- _Your instructions_
All of the data that follows should be retyped exactly, please, except the pictures.
[BEGIN Source records]
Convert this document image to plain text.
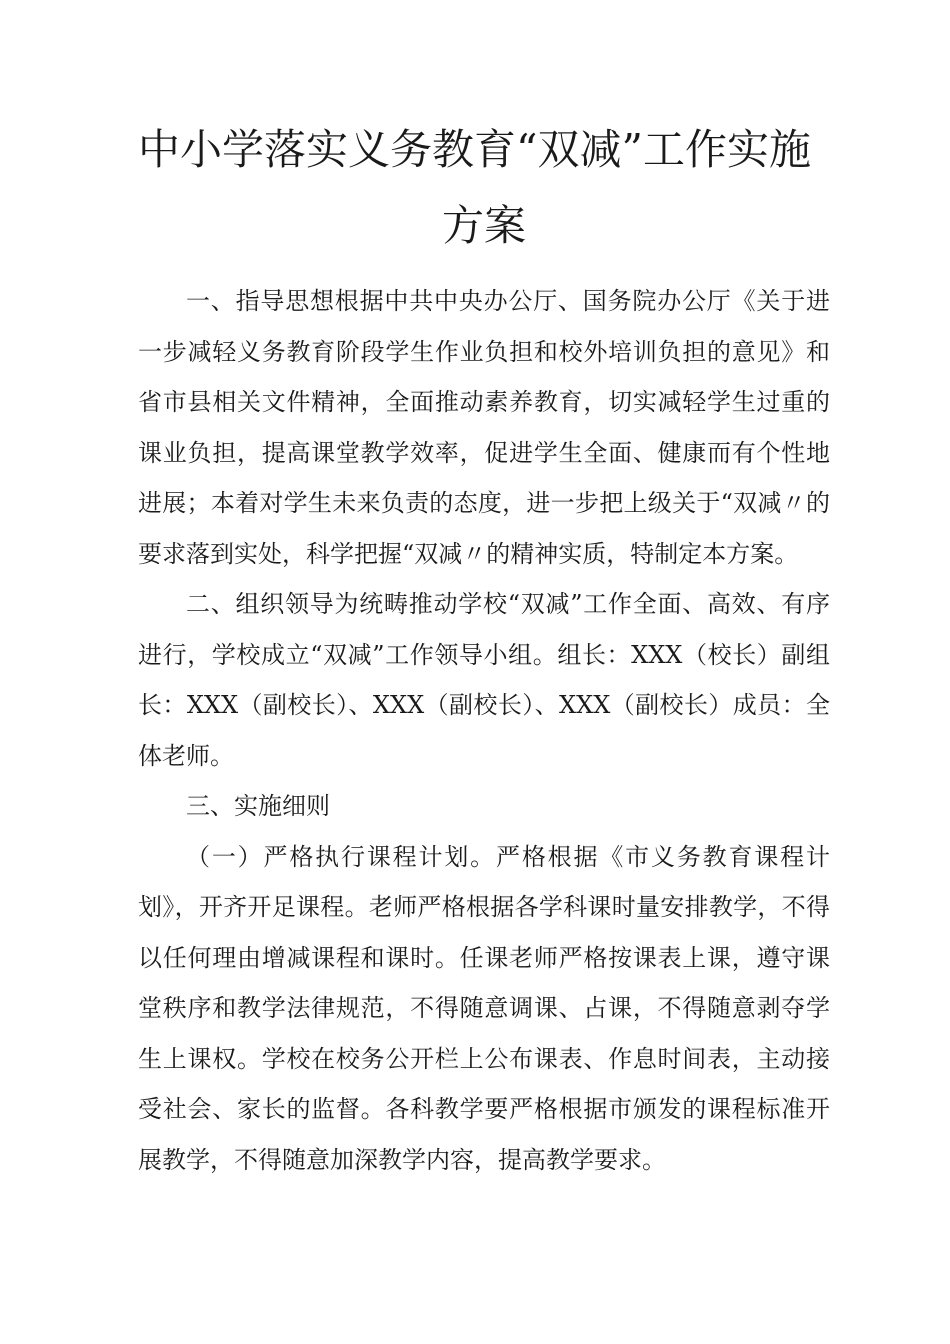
中小学落实义务教育“双减”工作实施
方案

一、指导思想根据中共中央办公厅、国务院办公厅《关于进一步减轻义务教育阶段学生作业负担和校外培训负担的意见》和省市县相关文件精神，全面推动素养教育，切实减轻学生过重的课业负担，提高课堂教学效率，促进学生全面、健康而有个性地进展；本着对学生未来负责的态度，进一步把上级关于“双减〃的要求落到实处，科学把握“双减〃的精神实质，特制定本方案。

二、组织领导为统畴推动学校“双减”工作全面、高效、有序进行，学校成立“双减”工作领导小组。组长：XXX（校长）副组长：XXX（副校长）、XXX（副校长）、XXX（副校长）成员：全体老师。

三、实施细则

（一）严格执行课程计划。严格根据《市义务教育课程计划》，开齐开足课程。老师严格根据各学科课时量安排教学，不得以任何理由增减课程和课时。任课老师严格按课表上课，遵守课堂秩序和教学法律规范，不得随意调课、占课，不得随意剥夺学生上课权。学校在校务公开栏上公布课表、作息时间表，主动接受社会、家长的监督。各科教学要严格根据市颁发的课程标准开展教学，不得随意加深教学内容，提高教学要求。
[END Source records]
- _Solution to the exercise_
Convert this document image to plain text.
中小学落实义务教育“双减”工作实施
方案

一、指导思想根据中共中央办公厅、国务院办公厅《关于进一步减轻义务教育阶段学生作业负担和校外培训负担的意见》和省市县相关文件精神，全面推动素养教育，切实减轻学生过重的课业负担，提高课堂教学效率，促进学生全面、健康而有个性地进展；本着对学生未来负责的态度，进一步把上级关于“双减〃的要求落到实处，科学把握“双减〃的精神实质，特制定本方案。

二、组织领导为统畴推动学校“双减”工作全面、高效、有序进行，学校成立“双减”工作领导小组。组长：XXX（校长）副组长：XXX（副校长）、XXX（副校长）、XXX（副校长）成员：全体老师。

三、实施细则

（一）严格执行课程计划。严格根据《市义务教育课程计划》，开齐开足课程。老师严格根据各学科课时量安排教学，不得以任何理由增减课程和课时。任课老师严格按课表上课，遵守课堂秩序和教学法律规范，不得随意调课、占课，不得随意剥夺学生上课权。学校在校务公开栏上公布课表、作息时间表，主动接受社会、家长的监督。各科教学要严格根据市颁发的课程标准开展教学，不得随意加深教学内容，提高教学要求。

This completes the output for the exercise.